# Exercise brief
Set down the lines word for word, everything from the first one down to the line containing "colorbar-label: 334 xyxy=(980,308,1011,327)".

Some records
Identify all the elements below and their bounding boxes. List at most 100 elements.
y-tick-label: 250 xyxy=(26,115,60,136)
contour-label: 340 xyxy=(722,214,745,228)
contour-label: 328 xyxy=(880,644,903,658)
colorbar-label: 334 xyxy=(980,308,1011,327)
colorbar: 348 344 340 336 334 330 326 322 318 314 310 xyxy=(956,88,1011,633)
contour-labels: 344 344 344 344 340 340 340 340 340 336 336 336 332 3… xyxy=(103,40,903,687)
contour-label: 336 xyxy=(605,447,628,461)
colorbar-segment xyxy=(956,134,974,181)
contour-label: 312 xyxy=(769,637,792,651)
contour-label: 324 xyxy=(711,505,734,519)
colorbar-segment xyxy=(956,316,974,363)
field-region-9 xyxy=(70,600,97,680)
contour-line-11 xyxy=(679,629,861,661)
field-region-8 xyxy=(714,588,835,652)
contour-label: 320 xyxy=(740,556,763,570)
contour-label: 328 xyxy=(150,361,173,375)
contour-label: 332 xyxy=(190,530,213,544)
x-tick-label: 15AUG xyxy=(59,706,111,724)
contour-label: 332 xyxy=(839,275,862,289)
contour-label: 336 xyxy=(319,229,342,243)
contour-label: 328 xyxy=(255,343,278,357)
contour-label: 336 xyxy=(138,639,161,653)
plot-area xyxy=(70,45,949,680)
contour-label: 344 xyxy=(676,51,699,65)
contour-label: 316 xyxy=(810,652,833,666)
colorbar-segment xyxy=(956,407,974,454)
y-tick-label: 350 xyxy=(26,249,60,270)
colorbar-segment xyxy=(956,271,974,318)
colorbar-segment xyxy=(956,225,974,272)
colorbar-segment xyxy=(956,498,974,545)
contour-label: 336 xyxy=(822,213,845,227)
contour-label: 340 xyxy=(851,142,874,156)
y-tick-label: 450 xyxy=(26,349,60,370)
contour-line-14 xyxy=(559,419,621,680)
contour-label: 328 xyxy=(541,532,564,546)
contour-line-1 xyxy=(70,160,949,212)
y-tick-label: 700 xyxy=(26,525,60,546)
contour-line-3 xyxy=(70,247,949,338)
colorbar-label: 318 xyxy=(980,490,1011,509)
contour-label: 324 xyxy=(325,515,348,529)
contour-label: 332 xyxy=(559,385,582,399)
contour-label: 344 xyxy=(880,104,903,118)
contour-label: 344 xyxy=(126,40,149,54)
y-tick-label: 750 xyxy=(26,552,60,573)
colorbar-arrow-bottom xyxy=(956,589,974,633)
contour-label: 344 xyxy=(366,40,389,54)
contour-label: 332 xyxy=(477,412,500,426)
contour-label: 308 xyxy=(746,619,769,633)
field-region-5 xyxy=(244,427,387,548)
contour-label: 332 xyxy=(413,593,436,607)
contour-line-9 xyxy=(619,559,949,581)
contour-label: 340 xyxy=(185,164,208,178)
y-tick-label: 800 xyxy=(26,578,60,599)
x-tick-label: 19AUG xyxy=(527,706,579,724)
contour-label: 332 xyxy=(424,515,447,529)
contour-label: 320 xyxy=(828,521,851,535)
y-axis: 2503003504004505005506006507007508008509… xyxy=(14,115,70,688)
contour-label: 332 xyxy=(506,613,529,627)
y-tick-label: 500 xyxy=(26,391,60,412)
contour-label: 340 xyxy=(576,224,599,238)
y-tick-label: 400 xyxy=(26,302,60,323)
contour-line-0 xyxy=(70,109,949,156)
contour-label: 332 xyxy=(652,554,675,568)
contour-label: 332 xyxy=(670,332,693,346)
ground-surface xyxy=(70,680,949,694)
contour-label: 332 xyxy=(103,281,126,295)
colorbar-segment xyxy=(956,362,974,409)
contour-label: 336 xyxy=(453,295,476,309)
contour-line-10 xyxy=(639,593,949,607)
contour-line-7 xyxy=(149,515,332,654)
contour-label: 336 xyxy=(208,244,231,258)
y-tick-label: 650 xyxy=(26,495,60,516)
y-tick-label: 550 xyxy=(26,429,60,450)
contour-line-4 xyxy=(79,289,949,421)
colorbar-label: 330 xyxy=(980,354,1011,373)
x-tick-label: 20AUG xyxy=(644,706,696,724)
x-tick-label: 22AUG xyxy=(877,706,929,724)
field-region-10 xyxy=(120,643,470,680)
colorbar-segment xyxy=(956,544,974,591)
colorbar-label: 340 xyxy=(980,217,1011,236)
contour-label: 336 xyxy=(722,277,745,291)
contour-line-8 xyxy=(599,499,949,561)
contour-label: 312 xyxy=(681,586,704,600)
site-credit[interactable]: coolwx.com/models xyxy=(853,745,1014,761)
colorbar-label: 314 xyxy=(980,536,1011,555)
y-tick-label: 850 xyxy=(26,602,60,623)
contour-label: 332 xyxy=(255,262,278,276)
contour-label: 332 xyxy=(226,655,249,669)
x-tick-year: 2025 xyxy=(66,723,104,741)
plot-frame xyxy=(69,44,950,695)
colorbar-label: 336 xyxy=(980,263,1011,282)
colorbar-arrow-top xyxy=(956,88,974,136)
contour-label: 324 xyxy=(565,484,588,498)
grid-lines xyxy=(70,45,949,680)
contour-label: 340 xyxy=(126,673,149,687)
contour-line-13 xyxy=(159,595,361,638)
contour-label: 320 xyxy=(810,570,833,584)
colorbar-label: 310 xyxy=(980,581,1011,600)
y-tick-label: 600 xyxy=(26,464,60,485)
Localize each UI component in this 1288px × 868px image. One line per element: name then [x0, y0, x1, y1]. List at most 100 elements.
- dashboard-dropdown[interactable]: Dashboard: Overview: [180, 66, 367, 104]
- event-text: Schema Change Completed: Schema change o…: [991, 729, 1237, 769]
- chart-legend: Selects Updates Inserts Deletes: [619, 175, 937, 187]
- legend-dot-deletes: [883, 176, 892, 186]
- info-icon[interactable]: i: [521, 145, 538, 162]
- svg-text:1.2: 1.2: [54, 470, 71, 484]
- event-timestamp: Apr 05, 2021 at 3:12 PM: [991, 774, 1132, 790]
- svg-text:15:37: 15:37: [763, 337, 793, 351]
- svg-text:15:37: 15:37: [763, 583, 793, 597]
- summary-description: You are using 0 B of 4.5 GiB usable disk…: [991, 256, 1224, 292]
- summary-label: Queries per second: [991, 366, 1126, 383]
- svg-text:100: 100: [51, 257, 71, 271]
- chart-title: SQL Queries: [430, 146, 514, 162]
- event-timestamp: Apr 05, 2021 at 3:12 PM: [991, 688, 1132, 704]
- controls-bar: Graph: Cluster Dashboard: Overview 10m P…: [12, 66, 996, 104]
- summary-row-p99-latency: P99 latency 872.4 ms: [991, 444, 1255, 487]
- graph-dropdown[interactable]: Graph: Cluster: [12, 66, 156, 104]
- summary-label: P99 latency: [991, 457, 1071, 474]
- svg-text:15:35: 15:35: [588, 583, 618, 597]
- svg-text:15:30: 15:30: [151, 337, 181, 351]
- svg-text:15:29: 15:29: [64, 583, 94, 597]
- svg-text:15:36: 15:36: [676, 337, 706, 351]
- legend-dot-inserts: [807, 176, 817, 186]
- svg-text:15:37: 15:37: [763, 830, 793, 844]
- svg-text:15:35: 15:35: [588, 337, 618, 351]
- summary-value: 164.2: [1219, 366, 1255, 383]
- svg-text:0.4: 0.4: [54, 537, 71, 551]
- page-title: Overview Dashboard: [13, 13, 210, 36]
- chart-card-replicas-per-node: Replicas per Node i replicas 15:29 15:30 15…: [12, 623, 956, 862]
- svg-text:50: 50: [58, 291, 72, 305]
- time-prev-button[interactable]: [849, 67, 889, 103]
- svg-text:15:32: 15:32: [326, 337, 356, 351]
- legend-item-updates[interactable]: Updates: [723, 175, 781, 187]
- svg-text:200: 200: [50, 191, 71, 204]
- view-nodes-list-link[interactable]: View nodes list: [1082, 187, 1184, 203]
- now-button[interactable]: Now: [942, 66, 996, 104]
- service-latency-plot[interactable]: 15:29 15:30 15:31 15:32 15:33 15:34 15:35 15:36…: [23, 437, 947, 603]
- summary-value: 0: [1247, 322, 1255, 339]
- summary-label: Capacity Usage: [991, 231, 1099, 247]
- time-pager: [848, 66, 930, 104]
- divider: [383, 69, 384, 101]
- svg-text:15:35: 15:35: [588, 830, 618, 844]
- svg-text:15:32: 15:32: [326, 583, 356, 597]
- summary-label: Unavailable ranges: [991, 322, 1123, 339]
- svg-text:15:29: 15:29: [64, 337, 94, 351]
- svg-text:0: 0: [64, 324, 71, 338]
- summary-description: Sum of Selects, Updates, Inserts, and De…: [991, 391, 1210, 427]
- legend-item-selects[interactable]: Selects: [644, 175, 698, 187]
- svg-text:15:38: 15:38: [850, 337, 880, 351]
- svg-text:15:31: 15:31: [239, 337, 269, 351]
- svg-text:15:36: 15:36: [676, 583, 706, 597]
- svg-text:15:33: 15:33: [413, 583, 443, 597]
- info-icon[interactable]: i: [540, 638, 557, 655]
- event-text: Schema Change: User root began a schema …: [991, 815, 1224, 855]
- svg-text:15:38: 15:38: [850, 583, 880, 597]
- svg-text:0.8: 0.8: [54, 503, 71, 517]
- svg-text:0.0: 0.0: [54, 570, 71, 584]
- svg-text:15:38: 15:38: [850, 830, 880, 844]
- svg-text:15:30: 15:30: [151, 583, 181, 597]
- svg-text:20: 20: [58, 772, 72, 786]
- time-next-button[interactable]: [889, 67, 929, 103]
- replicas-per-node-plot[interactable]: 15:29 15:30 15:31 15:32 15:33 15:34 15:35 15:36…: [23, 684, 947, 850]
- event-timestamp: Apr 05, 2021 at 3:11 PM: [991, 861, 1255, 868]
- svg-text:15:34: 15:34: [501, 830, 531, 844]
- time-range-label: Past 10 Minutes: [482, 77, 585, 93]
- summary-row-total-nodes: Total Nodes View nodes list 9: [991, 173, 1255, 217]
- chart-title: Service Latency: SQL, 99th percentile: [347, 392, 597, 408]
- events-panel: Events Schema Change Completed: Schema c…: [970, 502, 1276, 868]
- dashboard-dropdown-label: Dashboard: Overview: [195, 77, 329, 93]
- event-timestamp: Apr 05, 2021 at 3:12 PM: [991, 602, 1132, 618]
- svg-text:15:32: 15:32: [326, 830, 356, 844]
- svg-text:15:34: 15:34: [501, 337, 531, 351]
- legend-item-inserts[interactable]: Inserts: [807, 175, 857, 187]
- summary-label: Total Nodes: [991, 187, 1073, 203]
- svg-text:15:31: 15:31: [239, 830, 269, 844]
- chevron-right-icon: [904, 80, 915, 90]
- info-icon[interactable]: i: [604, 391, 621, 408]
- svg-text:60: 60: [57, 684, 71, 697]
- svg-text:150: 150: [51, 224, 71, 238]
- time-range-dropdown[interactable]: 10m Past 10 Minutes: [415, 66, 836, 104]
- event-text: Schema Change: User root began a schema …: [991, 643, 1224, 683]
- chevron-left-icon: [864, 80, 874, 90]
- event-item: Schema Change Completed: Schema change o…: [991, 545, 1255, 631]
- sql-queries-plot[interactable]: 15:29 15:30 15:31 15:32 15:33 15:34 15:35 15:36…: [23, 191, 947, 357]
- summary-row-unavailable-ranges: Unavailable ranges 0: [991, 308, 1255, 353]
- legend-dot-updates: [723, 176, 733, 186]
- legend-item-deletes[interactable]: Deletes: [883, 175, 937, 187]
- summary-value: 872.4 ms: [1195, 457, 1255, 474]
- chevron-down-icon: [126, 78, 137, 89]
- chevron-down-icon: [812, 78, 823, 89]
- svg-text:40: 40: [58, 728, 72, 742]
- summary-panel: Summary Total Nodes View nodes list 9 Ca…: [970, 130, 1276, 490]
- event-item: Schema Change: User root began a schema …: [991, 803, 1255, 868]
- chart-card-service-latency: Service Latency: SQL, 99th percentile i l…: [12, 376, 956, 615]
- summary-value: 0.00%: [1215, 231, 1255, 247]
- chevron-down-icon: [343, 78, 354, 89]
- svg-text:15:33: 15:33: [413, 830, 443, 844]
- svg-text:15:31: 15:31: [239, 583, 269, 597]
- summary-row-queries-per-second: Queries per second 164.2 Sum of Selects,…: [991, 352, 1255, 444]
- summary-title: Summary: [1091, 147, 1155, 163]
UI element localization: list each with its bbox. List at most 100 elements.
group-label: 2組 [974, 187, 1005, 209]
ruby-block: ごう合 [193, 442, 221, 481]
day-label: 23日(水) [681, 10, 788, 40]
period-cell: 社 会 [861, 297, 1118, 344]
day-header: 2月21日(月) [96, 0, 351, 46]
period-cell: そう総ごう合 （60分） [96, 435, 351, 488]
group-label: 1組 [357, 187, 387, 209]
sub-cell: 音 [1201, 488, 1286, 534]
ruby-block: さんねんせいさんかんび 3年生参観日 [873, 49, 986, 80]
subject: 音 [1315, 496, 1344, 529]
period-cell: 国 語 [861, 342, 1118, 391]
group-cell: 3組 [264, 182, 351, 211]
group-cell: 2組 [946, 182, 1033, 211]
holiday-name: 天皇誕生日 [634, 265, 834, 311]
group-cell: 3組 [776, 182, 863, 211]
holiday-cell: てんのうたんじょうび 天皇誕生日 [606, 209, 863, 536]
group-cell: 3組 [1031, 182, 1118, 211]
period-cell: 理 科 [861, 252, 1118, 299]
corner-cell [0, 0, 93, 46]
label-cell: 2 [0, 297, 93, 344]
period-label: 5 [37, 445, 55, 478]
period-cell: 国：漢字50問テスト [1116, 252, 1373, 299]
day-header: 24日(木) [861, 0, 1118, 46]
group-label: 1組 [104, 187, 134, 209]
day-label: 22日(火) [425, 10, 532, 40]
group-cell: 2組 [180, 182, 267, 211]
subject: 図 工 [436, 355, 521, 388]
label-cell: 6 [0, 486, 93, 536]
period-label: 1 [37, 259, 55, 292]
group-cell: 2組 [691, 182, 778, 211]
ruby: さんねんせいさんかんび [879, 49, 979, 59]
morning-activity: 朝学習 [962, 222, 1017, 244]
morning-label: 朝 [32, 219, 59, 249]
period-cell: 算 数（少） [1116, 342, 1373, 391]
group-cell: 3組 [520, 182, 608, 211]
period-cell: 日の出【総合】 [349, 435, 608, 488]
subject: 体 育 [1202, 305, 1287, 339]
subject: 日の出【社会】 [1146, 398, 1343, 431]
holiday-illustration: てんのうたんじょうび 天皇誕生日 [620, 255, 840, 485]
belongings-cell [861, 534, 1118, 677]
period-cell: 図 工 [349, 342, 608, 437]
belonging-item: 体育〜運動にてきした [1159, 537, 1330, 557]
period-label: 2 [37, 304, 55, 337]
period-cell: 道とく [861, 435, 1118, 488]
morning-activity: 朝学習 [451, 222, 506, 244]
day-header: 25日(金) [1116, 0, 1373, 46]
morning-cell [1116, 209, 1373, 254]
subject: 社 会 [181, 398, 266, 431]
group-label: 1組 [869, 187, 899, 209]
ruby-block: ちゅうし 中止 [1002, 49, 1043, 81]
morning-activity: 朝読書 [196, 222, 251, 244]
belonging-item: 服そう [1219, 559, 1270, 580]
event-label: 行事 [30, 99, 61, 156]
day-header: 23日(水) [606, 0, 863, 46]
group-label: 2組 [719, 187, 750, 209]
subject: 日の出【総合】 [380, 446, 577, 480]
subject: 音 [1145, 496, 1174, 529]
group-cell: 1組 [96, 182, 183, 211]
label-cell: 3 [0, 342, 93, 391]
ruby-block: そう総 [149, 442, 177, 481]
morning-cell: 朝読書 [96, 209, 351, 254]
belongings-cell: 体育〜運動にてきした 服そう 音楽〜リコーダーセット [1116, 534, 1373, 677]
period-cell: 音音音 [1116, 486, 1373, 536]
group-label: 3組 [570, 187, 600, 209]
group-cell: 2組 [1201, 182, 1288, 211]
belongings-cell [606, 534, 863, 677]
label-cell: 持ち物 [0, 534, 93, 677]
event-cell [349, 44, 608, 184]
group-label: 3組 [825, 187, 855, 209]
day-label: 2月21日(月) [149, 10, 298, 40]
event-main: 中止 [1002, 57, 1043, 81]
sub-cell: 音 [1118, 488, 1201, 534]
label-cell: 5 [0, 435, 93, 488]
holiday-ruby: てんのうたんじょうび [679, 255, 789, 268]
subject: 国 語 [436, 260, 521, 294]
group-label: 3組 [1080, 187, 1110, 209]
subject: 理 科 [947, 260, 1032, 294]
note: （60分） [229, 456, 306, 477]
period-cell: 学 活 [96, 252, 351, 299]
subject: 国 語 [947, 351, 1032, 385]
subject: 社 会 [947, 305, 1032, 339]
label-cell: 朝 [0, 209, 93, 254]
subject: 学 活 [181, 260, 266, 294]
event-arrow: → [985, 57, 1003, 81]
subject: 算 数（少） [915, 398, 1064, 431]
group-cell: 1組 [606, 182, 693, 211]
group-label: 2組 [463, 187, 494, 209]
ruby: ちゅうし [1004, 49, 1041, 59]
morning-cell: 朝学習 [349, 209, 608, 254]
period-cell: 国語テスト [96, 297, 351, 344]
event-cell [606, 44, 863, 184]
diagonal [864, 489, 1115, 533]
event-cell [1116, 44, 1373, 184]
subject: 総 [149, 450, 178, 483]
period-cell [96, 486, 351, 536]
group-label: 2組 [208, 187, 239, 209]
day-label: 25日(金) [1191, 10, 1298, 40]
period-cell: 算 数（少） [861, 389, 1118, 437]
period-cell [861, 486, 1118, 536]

# Full output
Identify all the elements below and their bounding boxes. List at most 100 elements.
y-tick-label: 250 xyxy=(26,115,60,136)
contour-label: 340 xyxy=(722,214,745,228)
contour-label: 328 xyxy=(880,644,903,658)
colorbar-label: 334 xyxy=(980,308,1011,327)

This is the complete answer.